> [REQUIRED TASKS]
• 1. Translate this sentence from the article on John Edwards's South Carolina campaign into Spanish: "More attention is focused on whether he'll quit after Saturday's Democratic primary than on what he's saying."
• 2. Go on with the article about John Edwards's South Carolina campaign, picking up right after its final sentence.

> [SOURCE PASSAGE]
## BEGIN
Corporate Dems & corporate media sideline the REAL progressive

[the report below says it all: the bullshit Dem celebs and the corporate media are sidelinning Jon Edwards, the REAL preogressive candidate. the ball is in our court. please let our southern neighbors know the truth]

John Edwards campaign | Close to do or die
S.C. native needs a win desperately
By RODDIE A. BURRIS - rburris@thestate.com
Erik Campos/ecampos@thestate.com

On the issues, John Edwards says he should have the 2008 Democratic presidential nomination wrapped up.

For starters, the U.S. economy is on shakier ground now than it was four years ago when Edwards ran for president, decrying job losses due, he said, to the North American Free Trade Agreement.

“We’ve all seen what happens with these trade deals,” he said recently.

But a clearly frustrated Edwards, the Seneca native who is running third in his native state, said his message has been lost in the media glare given two “celebrity candidates.”

More attention is focused on whether he’ll quit after Saturday’s Democratic primary than on what he’s saying.

Campaigning across South Carolina, Edwards has made it clear that if he were president, it would be unacceptable for 47 million Americans to not have health insurance. He also promises a swift end to the unpopular Iraq war and more focus on the problems of middle-class Americans.

On Tuesday in Conway, just days before voters cast their ballots in Saturday’s primary, Edwards was driving his points home.

“What Bush has been doing is strengthening the top of the pyramid, but not doing anything to strengthen the foundation — middle-class working families,” Edwards told 200 or more people who had turned out to hear him on a cold morning in a circa-1900 warehouse.

But, on his bus later, nursing a hot cup of coffee, Edwards says, “I can’t get my message out.”

A former U.S. senator from North Carolina, Edwards still is searching for his first primary win since his unsuccessful bid for president in 2004, when he won South Carolina.

Edwards’ best finish so far in 2008 was in Iowa, where he placed second behind U.S. Sen. Barack Obama of Illinois.

Edwards is sure that if people in South Carolina could hear his message, they would respond. On the campaign trail, he relies on “the passion of someone who grew up here,” telling his rags-to-riches life story as he tried to connect with voters.

But, all signs say Edwards has not made the connection he needs to with S.C. voters.

Polls show him in third, trailing Obama and New York U.S. Sen. Hillary Clinton. Polls and crowds at his events show Edwards’ political base has been limited to white voters, who will cast roughly half the votes in the primary. He trails Clinton among white Democrats.

In Conway, for example, only seven out of the crowd of 200 or more were people of color in a city that is 42 percent black.

“He has a great message,” said Sherrie Orazem, who came with her husband, John, to hear Edwards. Retired teachers, the Orazems moved here several months ago from Aurora, Minn. “We always thought he was sincere.”
## END
> [STORED ROWS]
## BEGIN
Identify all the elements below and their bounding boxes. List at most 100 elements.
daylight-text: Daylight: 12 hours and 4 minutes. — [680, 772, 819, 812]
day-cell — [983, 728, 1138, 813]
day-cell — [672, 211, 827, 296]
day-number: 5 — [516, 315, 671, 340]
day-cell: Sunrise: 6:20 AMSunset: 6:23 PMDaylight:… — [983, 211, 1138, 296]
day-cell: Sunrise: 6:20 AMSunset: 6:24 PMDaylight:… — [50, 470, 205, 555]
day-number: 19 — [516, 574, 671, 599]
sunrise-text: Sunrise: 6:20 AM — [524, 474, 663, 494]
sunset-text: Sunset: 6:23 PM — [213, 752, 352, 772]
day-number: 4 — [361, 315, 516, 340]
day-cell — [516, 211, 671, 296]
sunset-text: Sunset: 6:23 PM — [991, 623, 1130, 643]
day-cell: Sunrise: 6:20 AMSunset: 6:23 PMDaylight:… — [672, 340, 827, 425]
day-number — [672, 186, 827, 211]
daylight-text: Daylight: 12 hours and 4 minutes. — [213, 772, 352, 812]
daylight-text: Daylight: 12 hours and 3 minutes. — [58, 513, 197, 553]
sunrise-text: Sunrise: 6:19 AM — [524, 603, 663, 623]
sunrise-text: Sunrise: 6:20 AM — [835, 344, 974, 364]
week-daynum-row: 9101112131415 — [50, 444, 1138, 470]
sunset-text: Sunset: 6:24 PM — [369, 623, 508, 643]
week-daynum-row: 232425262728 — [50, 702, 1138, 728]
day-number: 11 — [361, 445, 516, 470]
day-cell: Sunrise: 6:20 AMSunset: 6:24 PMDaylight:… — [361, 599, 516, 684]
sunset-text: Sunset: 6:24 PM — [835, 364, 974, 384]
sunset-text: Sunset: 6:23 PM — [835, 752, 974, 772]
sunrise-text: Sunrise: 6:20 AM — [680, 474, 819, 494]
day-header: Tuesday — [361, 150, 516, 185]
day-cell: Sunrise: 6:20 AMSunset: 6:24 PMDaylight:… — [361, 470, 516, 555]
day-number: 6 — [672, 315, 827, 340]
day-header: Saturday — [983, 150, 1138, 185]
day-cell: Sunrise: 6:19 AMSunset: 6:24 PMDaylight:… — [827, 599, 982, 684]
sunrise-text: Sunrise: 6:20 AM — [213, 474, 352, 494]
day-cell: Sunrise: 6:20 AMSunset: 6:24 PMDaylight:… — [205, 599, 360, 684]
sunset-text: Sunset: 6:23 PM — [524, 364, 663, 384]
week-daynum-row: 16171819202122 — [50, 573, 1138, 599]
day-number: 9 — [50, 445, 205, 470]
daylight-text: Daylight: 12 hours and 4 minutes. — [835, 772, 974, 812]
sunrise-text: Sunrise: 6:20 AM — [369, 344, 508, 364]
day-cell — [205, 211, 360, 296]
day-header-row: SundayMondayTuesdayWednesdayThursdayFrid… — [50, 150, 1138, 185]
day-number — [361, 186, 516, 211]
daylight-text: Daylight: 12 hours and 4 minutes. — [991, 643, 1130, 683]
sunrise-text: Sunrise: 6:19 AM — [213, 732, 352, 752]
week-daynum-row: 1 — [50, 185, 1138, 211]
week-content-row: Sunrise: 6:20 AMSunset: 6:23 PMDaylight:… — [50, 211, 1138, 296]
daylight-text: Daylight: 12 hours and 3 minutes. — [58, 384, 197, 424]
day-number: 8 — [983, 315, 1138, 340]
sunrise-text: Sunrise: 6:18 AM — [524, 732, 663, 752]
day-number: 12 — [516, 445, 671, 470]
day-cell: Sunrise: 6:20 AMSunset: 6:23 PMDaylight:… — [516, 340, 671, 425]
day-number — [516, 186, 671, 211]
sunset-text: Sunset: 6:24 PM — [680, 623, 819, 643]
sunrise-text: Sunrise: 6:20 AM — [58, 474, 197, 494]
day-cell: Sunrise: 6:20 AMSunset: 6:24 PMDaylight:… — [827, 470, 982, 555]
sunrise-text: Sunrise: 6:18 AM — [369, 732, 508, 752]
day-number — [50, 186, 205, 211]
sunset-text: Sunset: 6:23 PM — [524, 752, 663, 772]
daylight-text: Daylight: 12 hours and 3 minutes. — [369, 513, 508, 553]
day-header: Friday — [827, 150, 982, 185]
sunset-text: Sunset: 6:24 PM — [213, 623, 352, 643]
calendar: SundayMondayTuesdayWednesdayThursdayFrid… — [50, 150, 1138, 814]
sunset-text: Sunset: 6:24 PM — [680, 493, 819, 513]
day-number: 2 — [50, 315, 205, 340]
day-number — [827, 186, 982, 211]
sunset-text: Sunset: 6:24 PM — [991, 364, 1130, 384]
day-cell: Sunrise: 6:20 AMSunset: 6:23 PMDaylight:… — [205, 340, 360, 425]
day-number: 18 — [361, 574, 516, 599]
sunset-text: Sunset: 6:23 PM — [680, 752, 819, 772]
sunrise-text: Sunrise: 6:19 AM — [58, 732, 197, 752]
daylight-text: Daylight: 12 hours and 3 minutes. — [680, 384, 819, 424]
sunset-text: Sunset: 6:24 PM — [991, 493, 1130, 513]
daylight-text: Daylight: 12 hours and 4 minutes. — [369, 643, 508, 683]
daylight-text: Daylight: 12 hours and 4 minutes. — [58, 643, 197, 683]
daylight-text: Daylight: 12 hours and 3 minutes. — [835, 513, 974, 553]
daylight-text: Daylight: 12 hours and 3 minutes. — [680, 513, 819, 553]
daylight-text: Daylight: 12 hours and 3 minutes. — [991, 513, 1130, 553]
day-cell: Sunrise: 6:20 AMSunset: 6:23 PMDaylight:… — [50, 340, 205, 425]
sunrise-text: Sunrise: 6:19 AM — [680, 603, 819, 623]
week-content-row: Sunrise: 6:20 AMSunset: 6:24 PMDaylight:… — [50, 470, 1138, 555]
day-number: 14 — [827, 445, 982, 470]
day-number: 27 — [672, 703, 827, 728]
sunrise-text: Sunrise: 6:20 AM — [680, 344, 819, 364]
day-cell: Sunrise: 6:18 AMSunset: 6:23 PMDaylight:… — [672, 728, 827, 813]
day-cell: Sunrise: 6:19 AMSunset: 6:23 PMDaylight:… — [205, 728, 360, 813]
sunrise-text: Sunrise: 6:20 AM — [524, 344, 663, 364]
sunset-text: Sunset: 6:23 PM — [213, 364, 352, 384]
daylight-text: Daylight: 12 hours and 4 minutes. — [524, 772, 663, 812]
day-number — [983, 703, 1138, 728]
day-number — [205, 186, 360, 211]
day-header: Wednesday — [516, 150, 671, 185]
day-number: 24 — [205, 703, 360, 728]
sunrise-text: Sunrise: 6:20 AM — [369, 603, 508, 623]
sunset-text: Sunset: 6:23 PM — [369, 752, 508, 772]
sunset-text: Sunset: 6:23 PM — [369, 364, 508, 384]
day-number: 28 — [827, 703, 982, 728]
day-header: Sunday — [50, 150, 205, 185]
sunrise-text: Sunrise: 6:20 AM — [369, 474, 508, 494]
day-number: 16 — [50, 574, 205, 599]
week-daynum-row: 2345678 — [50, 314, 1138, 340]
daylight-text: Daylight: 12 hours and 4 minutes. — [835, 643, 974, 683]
## END
## BEGIN
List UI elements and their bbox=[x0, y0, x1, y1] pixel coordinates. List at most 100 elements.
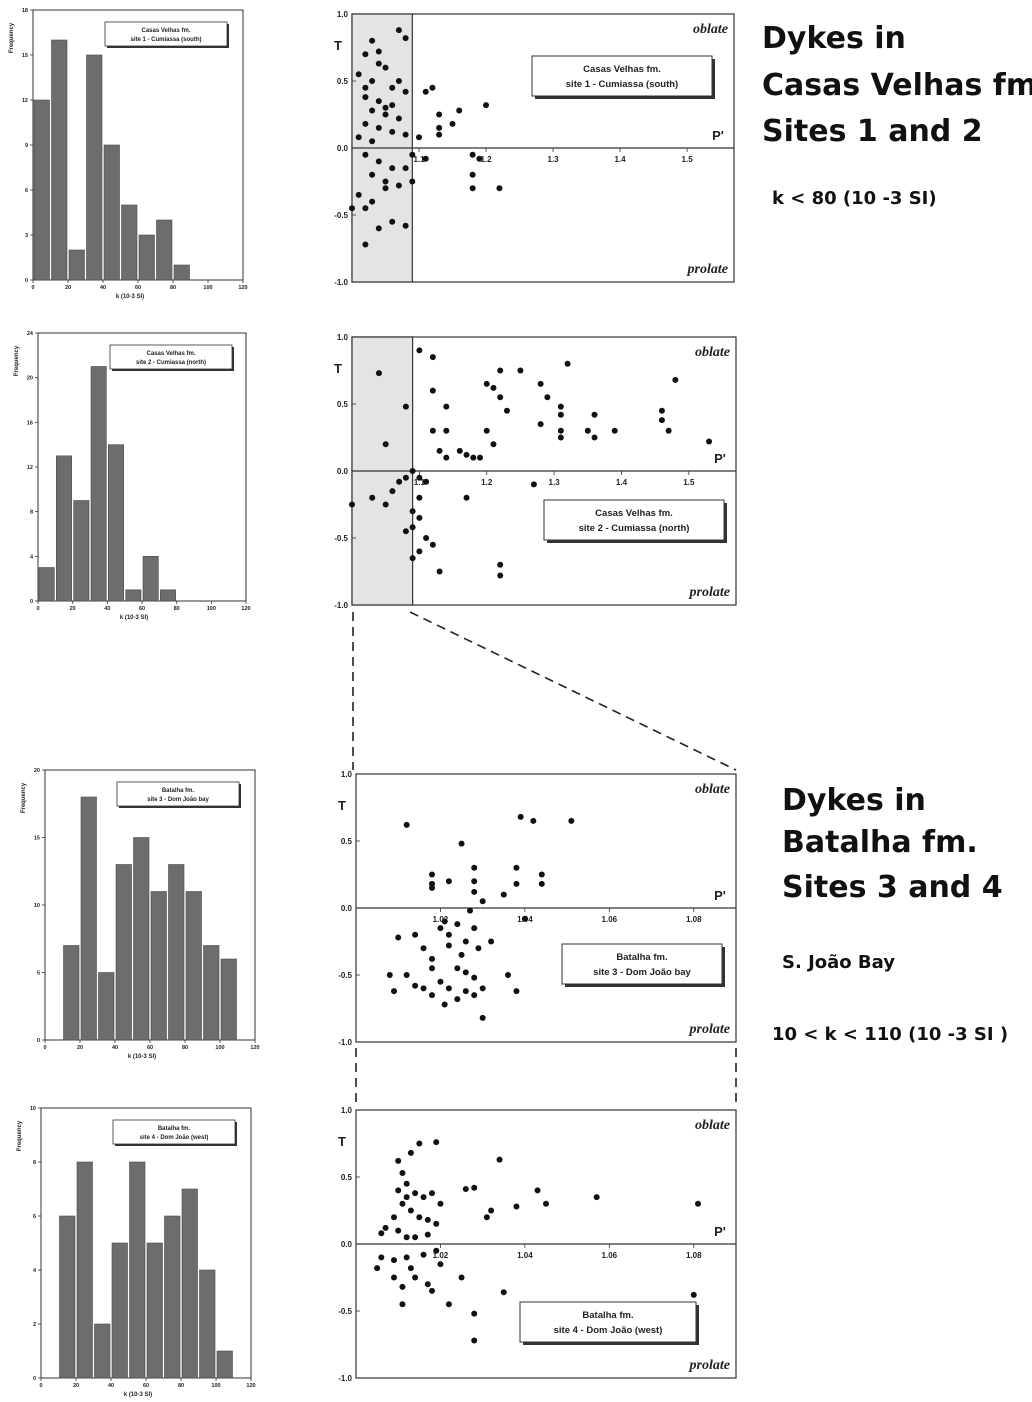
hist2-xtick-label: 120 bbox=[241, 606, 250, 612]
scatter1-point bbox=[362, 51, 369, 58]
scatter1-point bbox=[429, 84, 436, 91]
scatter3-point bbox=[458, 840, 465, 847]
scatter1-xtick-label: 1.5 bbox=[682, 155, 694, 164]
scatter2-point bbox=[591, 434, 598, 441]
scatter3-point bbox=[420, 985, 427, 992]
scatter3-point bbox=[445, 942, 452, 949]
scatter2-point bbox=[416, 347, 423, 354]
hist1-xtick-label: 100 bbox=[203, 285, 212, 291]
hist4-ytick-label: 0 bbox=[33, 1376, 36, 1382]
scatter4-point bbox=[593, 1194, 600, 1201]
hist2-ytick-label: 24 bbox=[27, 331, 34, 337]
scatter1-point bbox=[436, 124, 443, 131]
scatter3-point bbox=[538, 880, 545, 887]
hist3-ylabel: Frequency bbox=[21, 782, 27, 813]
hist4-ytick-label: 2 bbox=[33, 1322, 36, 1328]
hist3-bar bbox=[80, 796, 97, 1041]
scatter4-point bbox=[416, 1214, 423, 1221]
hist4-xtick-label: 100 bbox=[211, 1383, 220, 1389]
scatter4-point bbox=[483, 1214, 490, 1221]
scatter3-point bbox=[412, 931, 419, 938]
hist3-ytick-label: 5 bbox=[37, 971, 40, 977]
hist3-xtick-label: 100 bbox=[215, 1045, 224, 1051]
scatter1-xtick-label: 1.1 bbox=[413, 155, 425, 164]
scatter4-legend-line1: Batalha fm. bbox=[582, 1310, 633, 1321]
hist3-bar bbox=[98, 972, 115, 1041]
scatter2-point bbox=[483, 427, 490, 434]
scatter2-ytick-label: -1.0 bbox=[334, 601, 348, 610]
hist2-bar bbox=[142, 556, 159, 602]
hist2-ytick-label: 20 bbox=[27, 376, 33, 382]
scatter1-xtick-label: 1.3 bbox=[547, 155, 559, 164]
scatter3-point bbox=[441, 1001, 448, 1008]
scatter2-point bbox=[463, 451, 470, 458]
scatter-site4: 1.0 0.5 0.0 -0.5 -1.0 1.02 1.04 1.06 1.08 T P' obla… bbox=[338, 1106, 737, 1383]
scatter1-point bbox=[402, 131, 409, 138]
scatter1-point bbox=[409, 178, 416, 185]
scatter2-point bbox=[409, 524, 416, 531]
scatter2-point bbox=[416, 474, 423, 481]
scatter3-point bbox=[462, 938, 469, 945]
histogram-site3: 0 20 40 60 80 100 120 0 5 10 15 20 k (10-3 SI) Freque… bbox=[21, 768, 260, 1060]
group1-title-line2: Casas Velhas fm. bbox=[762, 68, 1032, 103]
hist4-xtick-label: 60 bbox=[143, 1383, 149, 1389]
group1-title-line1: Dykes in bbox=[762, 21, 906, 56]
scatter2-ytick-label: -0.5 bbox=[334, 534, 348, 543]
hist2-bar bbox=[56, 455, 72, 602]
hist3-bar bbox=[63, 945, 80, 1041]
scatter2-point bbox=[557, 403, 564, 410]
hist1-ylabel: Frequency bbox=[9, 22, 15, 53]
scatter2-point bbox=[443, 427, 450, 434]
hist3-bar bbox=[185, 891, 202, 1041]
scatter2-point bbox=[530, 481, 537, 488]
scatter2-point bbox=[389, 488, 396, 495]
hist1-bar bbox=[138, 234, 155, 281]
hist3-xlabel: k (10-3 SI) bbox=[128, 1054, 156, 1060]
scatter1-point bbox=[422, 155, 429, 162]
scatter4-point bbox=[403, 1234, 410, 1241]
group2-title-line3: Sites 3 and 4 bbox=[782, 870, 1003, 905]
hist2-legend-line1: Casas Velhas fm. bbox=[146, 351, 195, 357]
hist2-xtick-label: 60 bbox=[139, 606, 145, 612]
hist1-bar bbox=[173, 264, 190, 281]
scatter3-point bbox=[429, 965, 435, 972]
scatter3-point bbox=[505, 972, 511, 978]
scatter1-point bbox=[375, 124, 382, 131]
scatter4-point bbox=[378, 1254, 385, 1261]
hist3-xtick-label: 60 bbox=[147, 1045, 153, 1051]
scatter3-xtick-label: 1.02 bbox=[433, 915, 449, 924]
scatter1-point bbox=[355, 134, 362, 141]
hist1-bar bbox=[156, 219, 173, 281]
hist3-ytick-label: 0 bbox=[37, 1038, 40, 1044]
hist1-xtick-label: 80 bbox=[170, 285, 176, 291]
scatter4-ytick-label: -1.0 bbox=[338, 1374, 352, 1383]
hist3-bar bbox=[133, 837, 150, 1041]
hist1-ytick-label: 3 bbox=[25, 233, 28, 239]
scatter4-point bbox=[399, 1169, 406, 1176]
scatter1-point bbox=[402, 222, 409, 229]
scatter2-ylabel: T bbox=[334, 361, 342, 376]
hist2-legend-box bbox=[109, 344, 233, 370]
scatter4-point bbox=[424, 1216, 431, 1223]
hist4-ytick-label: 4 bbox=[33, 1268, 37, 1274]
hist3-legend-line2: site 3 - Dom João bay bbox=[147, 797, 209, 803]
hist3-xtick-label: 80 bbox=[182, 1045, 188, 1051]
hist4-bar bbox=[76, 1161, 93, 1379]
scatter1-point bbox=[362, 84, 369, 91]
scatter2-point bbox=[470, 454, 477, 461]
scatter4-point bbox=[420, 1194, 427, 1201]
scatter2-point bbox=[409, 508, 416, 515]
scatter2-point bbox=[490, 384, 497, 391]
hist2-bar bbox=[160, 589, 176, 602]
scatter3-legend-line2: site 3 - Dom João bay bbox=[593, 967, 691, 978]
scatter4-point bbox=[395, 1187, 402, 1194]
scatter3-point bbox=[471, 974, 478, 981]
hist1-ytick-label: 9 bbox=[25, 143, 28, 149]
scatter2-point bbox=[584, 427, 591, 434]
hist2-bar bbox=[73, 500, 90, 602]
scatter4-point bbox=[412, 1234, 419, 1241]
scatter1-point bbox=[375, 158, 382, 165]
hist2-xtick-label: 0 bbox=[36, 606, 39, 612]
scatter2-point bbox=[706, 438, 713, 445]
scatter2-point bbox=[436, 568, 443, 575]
## END
## BEGIN
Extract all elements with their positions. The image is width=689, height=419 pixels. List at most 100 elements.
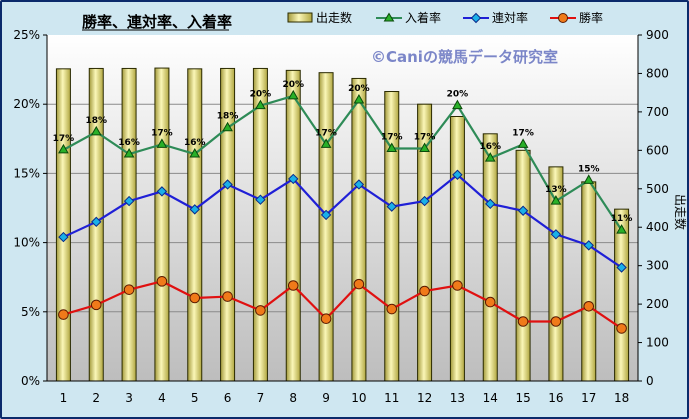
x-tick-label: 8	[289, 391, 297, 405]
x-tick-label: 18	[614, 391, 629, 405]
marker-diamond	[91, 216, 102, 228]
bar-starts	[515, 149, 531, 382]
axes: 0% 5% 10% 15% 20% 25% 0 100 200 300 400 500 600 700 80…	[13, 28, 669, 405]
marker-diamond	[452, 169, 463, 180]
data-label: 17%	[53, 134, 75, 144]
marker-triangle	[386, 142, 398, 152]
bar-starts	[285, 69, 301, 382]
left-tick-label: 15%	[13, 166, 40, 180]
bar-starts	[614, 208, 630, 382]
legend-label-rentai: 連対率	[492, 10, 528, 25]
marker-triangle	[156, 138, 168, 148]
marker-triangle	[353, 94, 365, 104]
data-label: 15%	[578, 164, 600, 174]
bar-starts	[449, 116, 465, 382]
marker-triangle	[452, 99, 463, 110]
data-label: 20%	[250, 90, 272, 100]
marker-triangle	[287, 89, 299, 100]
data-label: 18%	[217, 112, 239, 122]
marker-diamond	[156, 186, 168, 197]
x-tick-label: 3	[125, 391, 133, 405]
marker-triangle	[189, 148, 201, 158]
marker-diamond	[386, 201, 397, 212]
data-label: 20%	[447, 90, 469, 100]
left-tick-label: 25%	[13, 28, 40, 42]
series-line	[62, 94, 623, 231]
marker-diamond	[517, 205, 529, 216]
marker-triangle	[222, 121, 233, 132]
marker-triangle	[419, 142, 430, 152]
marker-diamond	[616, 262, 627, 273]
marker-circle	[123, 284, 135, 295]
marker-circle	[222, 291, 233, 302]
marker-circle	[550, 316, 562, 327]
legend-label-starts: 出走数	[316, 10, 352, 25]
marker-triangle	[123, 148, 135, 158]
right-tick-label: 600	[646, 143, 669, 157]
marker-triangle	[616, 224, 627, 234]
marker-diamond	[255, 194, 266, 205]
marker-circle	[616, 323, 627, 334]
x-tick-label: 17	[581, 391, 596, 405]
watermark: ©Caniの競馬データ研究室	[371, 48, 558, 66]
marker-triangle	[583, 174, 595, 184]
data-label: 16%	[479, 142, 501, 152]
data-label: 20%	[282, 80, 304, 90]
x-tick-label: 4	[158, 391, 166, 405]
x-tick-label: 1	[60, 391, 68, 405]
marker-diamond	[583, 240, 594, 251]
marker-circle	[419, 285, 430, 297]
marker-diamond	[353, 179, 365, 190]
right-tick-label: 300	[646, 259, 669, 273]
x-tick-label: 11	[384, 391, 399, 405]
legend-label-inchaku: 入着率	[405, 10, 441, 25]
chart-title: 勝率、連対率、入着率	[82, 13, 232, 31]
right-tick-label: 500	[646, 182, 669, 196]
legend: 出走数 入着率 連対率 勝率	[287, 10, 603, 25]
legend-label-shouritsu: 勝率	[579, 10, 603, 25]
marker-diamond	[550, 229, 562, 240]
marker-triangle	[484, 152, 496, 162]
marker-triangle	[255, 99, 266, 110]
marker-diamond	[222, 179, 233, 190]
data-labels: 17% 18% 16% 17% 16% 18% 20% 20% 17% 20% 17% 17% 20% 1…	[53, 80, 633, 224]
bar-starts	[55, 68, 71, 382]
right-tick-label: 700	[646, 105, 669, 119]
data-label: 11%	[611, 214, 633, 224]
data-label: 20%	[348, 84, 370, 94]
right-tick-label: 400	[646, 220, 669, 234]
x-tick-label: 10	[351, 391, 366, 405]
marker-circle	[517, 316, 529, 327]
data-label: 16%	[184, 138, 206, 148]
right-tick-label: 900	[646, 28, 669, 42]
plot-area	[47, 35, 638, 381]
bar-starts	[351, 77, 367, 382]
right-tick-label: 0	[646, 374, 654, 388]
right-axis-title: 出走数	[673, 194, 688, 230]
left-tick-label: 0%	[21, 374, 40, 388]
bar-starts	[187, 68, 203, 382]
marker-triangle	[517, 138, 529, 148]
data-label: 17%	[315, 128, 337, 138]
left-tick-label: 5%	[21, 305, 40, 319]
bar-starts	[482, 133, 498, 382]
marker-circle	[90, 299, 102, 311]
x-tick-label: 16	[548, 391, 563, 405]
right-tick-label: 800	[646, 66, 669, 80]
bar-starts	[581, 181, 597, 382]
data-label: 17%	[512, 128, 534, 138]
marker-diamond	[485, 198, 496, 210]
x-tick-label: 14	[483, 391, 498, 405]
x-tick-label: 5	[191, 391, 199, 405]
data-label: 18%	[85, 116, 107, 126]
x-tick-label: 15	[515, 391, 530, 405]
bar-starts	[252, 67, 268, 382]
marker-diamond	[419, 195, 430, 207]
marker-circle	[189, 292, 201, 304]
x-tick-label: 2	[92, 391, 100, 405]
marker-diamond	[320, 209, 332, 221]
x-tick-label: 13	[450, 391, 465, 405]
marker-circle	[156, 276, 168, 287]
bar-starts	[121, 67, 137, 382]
## END
> [WRITTEN RESPONSES]
• 1. Se presta más atención a si abandonará después de las primarias demócratas del sábado que a lo que está diciendo.

• 2.
Cate Edwards, 25, the former senator’s oldest living child, campaigned for her father Wednesday in Columbia and spoke about the frustration her father feels.

“It’s been hard,” she said. “But what we have seen is, when he talks to people, they listen. His message resonates because he believes what he is saying.”

Edwards’ supporters point to new numbers that show he has narrowed a 10-point gap with Clinton for second place in the state, according to a Zogby poll released Wednesday. However, that same poll, taken after the Democrats’ debate Monday in Myrtle Beach, shows Obama ahead of Clinton by almost 20 percentage points.

“Unless he pulls a shocker and wins, he will confirm he is dead third and he will have a decision to make,” said Larry Sabato, director of the Center for Politics at the University of Virginia.

Accepting an endorsement Tuesday from the S.C. Council of the Communication Workers of America, Edwards said he is in the presidential race “for the long haul.”

Sabato said Edwards may be looking to gather as many delegates as possible so he can be a power broker at the Democratic National Convention this summer in Denver.

Or, Sabato said, if Edwards drops out of the race after the S.C. primary, he may be looking to endorse Obama before the Feb. 5 primary in California, where Clinton is campaigning this week.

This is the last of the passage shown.